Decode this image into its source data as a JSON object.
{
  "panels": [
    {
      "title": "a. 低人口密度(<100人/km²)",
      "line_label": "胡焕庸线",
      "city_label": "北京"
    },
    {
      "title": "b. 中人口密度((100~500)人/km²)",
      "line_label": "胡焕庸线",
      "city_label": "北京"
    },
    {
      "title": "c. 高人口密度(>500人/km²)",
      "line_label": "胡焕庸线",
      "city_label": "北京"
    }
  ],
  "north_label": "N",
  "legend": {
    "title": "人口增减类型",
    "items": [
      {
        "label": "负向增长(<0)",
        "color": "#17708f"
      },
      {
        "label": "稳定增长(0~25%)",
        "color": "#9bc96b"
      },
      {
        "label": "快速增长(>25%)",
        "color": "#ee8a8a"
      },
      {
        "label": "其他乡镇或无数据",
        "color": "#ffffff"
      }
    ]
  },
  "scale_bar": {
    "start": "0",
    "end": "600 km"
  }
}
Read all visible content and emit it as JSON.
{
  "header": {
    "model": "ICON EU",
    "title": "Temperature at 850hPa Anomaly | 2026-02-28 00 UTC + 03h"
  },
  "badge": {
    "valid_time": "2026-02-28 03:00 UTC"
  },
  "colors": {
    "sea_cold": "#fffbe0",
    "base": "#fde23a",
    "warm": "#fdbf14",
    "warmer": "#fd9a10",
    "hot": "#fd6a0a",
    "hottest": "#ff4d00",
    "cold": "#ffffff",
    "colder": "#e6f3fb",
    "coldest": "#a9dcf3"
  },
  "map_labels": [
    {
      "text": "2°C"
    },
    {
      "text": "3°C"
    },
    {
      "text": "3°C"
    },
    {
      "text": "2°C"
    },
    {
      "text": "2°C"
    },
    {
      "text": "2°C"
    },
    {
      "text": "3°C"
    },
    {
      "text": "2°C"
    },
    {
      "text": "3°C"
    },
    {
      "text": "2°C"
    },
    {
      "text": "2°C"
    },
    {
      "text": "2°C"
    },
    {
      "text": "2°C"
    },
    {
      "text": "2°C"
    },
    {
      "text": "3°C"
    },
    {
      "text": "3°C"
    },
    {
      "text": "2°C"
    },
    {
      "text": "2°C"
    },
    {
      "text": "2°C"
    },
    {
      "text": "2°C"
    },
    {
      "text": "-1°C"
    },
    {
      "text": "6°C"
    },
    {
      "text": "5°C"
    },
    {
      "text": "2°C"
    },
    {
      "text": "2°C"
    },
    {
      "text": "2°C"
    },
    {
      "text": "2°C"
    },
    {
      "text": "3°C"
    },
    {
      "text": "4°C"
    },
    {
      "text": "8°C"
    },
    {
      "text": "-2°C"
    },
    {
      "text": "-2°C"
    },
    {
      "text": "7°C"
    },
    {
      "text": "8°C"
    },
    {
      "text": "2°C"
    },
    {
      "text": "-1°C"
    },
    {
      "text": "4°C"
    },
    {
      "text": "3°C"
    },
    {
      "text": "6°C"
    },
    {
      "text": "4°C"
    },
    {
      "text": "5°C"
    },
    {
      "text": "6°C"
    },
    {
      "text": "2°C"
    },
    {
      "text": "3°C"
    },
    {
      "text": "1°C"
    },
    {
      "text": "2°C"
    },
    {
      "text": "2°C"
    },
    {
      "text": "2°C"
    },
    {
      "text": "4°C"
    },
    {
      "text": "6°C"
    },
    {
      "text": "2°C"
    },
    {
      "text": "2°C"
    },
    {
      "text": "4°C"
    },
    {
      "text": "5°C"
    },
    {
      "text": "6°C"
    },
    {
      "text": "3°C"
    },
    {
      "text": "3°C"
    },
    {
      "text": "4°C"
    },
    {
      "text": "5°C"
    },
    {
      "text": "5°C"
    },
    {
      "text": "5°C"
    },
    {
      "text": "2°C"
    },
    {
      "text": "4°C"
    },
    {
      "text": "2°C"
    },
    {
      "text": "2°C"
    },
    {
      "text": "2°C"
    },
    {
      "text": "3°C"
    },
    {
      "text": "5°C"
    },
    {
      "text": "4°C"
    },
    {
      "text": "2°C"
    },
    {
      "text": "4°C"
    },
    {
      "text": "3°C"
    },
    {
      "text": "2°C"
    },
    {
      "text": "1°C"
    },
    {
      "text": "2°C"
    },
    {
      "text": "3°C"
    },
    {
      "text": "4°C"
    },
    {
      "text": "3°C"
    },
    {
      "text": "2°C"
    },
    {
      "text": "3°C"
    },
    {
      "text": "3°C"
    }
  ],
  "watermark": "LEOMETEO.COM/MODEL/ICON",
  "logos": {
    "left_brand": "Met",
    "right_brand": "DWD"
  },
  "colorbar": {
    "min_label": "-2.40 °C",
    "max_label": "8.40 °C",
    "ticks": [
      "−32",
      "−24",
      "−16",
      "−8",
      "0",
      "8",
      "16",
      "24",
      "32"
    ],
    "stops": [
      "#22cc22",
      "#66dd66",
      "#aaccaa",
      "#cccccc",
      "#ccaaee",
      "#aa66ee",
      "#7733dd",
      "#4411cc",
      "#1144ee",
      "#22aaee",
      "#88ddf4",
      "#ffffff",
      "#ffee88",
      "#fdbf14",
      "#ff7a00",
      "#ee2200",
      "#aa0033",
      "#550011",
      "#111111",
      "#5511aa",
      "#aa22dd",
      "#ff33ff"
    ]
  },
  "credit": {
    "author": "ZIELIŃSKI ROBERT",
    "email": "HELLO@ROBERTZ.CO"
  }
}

━━━

◆ Exercise objective ◆
Copy out every line in the entries above that holds "ICON".

◆ Response to the exercise ◆
    "model": "ICON EU",
  "watermark": "LEOMETEO.COM/MODEL/ICON",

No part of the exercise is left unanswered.